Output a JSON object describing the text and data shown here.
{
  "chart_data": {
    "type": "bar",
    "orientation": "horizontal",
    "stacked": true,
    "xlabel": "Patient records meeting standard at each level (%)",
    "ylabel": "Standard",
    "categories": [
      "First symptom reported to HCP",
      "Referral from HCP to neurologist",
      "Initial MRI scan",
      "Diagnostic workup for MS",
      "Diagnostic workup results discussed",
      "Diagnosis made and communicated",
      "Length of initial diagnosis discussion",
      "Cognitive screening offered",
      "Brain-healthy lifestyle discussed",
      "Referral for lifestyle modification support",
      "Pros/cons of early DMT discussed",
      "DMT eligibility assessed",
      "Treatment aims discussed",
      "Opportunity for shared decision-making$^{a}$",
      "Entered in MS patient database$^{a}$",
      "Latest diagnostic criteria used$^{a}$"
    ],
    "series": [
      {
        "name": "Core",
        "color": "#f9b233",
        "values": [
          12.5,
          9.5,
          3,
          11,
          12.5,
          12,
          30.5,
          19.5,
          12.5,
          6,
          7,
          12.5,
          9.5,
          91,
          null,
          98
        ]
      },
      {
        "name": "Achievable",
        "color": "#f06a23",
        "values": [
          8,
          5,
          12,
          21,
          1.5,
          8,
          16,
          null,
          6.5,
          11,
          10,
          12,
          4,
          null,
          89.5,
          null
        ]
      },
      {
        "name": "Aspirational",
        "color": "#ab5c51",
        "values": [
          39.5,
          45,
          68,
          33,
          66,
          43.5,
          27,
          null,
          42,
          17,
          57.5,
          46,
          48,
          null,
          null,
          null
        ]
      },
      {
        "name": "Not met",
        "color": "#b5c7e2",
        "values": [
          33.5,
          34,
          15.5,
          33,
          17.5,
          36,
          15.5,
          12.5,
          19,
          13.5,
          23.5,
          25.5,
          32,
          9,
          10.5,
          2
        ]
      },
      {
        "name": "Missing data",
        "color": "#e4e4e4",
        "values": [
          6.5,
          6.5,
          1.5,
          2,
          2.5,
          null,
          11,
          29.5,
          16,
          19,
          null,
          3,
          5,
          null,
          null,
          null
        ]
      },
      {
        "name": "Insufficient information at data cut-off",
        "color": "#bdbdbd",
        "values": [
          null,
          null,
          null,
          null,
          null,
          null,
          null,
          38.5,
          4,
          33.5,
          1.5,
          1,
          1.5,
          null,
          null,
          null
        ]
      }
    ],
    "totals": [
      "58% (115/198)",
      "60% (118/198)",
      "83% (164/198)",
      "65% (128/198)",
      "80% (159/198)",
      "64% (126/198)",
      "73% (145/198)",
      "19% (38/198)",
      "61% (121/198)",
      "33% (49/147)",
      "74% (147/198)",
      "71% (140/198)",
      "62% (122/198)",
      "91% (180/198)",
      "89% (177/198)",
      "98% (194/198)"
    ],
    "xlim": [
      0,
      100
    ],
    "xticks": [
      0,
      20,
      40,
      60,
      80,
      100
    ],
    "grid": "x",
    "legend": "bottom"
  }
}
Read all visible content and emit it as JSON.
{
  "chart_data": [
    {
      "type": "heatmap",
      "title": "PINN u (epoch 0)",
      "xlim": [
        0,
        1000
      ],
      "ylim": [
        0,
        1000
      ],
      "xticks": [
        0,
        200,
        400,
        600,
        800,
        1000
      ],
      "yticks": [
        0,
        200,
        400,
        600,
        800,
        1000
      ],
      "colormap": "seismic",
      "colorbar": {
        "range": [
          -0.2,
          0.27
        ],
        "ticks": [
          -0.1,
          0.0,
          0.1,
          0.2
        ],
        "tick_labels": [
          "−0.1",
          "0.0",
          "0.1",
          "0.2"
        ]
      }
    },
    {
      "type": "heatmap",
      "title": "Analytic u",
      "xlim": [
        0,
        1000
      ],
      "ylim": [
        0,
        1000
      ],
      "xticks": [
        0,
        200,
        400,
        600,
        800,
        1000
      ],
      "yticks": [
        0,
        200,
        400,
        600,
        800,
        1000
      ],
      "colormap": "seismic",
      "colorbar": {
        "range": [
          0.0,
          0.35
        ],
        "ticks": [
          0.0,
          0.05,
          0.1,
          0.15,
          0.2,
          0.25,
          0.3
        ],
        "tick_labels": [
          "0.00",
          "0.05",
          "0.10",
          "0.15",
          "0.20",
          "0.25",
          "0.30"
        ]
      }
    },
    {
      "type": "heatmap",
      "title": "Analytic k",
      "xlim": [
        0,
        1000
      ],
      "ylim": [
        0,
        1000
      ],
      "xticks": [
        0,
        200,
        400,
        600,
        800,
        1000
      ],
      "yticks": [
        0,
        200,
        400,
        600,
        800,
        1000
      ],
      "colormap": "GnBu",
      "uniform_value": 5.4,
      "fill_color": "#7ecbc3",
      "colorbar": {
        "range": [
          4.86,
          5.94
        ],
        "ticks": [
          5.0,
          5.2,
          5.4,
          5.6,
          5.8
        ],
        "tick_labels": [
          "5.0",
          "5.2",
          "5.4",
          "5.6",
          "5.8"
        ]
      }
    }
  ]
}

++++

-- STATED EXERCISE --
Your task is to gather every line with the word "workup" and copy it.

-- RIGHT ANSWER --
      "Diagnostic workup for MS",
      "Diagnostic workup results discussed",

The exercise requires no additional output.